INSTRUCTION:
Exactly as written, print each record in the listing.

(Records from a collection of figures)
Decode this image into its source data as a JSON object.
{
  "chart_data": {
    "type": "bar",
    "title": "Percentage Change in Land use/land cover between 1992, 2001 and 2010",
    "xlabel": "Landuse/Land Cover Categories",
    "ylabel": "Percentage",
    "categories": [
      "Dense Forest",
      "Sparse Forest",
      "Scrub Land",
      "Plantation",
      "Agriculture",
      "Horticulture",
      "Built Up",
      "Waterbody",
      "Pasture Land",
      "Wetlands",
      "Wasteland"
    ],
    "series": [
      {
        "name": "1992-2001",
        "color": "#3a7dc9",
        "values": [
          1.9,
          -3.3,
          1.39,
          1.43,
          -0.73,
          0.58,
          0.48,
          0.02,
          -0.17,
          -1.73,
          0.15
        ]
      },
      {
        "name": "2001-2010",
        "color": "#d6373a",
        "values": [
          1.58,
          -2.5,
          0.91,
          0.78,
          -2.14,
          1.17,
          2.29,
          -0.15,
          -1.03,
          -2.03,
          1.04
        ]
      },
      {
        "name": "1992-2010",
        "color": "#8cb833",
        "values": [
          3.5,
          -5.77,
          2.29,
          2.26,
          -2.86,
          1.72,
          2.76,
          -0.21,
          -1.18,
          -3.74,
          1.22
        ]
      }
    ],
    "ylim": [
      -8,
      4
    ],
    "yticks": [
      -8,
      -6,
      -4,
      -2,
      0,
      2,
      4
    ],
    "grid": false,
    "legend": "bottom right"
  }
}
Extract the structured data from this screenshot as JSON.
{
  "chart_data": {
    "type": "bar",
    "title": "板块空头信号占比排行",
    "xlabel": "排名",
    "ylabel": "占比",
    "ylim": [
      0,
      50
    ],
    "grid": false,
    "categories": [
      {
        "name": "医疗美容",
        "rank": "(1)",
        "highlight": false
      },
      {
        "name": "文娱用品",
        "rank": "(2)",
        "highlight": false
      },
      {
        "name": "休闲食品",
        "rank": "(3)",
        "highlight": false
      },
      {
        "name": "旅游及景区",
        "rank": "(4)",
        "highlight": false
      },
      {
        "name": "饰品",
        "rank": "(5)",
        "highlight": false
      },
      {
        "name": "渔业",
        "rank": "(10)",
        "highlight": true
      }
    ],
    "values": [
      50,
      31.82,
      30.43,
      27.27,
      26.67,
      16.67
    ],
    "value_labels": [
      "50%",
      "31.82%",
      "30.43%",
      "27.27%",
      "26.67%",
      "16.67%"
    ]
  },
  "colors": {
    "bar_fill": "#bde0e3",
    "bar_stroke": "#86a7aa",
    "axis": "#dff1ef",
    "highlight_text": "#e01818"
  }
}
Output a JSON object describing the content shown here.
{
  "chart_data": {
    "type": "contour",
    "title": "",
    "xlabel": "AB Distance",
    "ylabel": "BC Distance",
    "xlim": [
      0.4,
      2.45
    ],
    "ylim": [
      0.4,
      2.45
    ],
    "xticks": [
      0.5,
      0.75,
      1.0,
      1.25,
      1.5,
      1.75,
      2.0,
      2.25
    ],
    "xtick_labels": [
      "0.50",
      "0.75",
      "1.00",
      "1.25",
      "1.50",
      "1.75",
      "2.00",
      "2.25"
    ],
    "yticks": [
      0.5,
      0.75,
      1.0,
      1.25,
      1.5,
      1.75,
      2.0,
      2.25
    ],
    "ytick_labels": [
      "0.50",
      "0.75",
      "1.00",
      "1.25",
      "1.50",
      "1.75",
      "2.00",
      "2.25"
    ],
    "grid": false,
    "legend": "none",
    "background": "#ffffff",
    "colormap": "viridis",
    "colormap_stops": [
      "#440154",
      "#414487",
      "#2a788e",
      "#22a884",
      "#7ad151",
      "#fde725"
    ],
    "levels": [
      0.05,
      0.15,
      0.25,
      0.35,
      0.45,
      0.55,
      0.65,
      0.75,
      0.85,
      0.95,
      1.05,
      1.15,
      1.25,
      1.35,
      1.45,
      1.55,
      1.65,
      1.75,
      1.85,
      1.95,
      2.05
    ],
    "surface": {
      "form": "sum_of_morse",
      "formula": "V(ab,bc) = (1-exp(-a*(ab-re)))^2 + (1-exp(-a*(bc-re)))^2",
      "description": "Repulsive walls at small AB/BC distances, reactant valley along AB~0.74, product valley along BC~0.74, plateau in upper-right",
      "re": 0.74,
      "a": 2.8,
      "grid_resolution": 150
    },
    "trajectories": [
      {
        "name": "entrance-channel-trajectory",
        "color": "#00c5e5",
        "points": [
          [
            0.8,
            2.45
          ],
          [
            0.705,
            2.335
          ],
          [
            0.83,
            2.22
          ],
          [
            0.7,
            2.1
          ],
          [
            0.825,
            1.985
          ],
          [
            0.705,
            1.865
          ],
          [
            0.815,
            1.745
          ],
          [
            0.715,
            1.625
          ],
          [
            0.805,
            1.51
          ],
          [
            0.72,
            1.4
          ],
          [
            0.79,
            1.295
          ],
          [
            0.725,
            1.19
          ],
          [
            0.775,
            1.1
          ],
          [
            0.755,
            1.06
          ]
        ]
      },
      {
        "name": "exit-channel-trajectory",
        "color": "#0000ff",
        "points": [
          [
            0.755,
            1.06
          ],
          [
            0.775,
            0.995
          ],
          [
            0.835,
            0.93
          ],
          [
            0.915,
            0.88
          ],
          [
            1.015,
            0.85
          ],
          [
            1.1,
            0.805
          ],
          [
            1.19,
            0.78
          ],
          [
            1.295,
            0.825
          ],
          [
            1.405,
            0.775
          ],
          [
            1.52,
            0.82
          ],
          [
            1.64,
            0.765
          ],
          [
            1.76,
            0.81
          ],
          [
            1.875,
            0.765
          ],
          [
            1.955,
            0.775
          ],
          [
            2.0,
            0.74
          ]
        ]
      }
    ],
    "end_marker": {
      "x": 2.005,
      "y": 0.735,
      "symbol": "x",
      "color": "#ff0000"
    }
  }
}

REPLY:
Decode this image into its source data as a JSON object.
{
  "chart_data": {
    "type": "bar",
    "title": "Percentage Change in Land use/land cover between 1992, 2001 and 2010",
    "xlabel": "Landuse/Land Cover Categories",
    "ylabel": "Percentage",
    "categories": [
      "Dense Forest",
      "Sparse Forest",
      "Scrub Land",
      "Plantation",
      "Agriculture",
      "Horticulture",
      "Built Up",
      "Waterbody",
      "Pasture Land",
      "Wetlands",
      "Wasteland"
    ],
    "series": [
      {
        "name": "1992-2001",
        "color": "#3a7dc9",
        "values": [
          1.9,
          -3.3,
          1.39,
          1.43,
          -0.73,
          0.58,
          0.48,
          0.02,
          -0.17,
          -1.73,
          0.15
        ]
      },
      {
        "name": "2001-2010",
        "color": "#d6373a",
        "values": [
          1.58,
          -2.5,
          0.91,
          0.78,
          -2.14,
          1.17,
          2.29,
          -0.15,
          -1.03,
          -2.03,
          1.04
        ]
      },
      {
        "name": "1992-2010",
        "color": "#8cb833",
        "values": [
          3.5,
          -5.77,
          2.29,
          2.26,
          -2.86,
          1.72,
          2.76,
          -0.21,
          -1.18,
          -3.74,
          1.22
        ]
      }
    ],
    "ylim": [
      -8,
      4
    ],
    "yticks": [
      -8,
      -6,
      -4,
      -2,
      0,
      2,
      4
    ],
    "grid": false,
    "legend": "bottom right"
  }
}
Extract the structured data from this screenshot as JSON.
{
  "chart_data": {
    "type": "bar",
    "title": "板块空头信号占比排行",
    "xlabel": "排名",
    "ylabel": "占比",
    "ylim": [
      0,
      50
    ],
    "grid": false,
    "categories": [
      {
        "name": "医疗美容",
        "rank": "(1)",
        "highlight": false
      },
      {
        "name": "文娱用品",
        "rank": "(2)",
        "highlight": false
      },
      {
        "name": "休闲食品",
        "rank": "(3)",
        "highlight": false
      },
      {
        "name": "旅游及景区",
        "rank": "(4)",
        "highlight": false
      },
      {
        "name": "饰品",
        "rank": "(5)",
        "highlight": false
      },
      {
        "name": "渔业",
        "rank": "(10)",
        "highlight": true
      }
    ],
    "values": [
      50,
      31.82,
      30.43,
      27.27,
      26.67,
      16.67
    ],
    "value_labels": [
      "50%",
      "31.82%",
      "30.43%",
      "27.27%",
      "26.67%",
      "16.67%"
    ]
  },
  "colors": {
    "bar_fill": "#bde0e3",
    "bar_stroke": "#86a7aa",
    "axis": "#dff1ef",
    "highlight_text": "#e01818"
  }
}
Output a JSON object describing the content shown here.
{
  "chart_data": {
    "type": "contour",
    "title": "",
    "xlabel": "AB Distance",
    "ylabel": "BC Distance",
    "xlim": [
      0.4,
      2.45
    ],
    "ylim": [
      0.4,
      2.45
    ],
    "xticks": [
      0.5,
      0.75,
      1.0,
      1.25,
      1.5,
      1.75,
      2.0,
      2.25
    ],
    "xtick_labels": [
      "0.50",
      "0.75",
      "1.00",
      "1.25",
      "1.50",
      "1.75",
      "2.00",
      "2.25"
    ],
    "yticks": [
      0.5,
      0.75,
      1.0,
      1.25,
      1.5,
      1.75,
      2.0,
      2.25
    ],
    "ytick_labels": [
      "0.50",
      "0.75",
      "1.00",
      "1.25",
      "1.50",
      "1.75",
      "2.00",
      "2.25"
    ],
    "grid": false,
    "legend": "none",
    "background": "#ffffff",
    "colormap": "viridis",
    "colormap_stops": [
      "#440154",
      "#414487",
      "#2a788e",
      "#22a884",
      "#7ad151",
      "#fde725"
    ],
    "levels": [
      0.05,
      0.15,
      0.25,
      0.35,
      0.45,
      0.55,
      0.65,
      0.75,
      0.85,
      0.95,
      1.05,
      1.15,
      1.25,
      1.35,
      1.45,
      1.55,
      1.65,
      1.75,
      1.85,
      1.95,
      2.05
    ],
    "surface": {
      "form": "sum_of_morse",
      "formula": "V(ab,bc) = (1-exp(-a*(ab-re)))^2 + (1-exp(-a*(bc-re)))^2",
      "description": "Repulsive walls at small AB/BC distances, reactant valley along AB~0.74, product valley along BC~0.74, plateau in upper-right",
      "re": 0.74,
      "a": 2.8,
      "grid_resolution": 150
    },
    "trajectories": [
      {
        "name": "entrance-channel-trajectory",
        "color": "#00c5e5",
        "points": [
          [
            0.8,
            2.45
          ],
          [
            0.705,
            2.335
          ],
          [
            0.83,
            2.22
          ],
          [
            0.7,
            2.1
          ],
          [
            0.825,
            1.985
          ],
          [
            0.705,
            1.865
          ],
          [
            0.815,
            1.745
          ],
          [
            0.715,
            1.625
          ],
          [
            0.805,
            1.51
          ],
          [
            0.72,
            1.4
          ],
          [
            0.79,
            1.295
          ],
          [
            0.725,
            1.19
          ],
          [
            0.775,
            1.1
          ],
          [
            0.755,
            1.06
          ]
        ]
      },
      {
        "name": "exit-channel-trajectory",
        "color": "#0000ff",
        "points": [
          [
            0.755,
            1.06
          ],
          [
            0.775,
            0.995
          ],
          [
            0.835,
            0.93
          ],
          [
            0.915,
            0.88
          ],
          [
            1.015,
            0.85
          ],
          [
            1.1,
            0.805
          ],
          [
            1.19,
            0.78
          ],
          [
            1.295,
            0.825
          ],
          [
            1.405,
            0.775
          ],
          [
            1.52,
            0.82
          ],
          [
            1.64,
            0.765
          ],
          [
            1.76,
            0.81
          ],
          [
            1.875,
            0.765
          ],
          [
            1.955,
            0.775
          ],
          [
            2.0,
            0.74
          ]
        ]
      }
    ],
    "end_marker": {
      "x": 2.005,
      "y": 0.735,
      "symbol": "x",
      "color": "#ff0000"
    }
  }
}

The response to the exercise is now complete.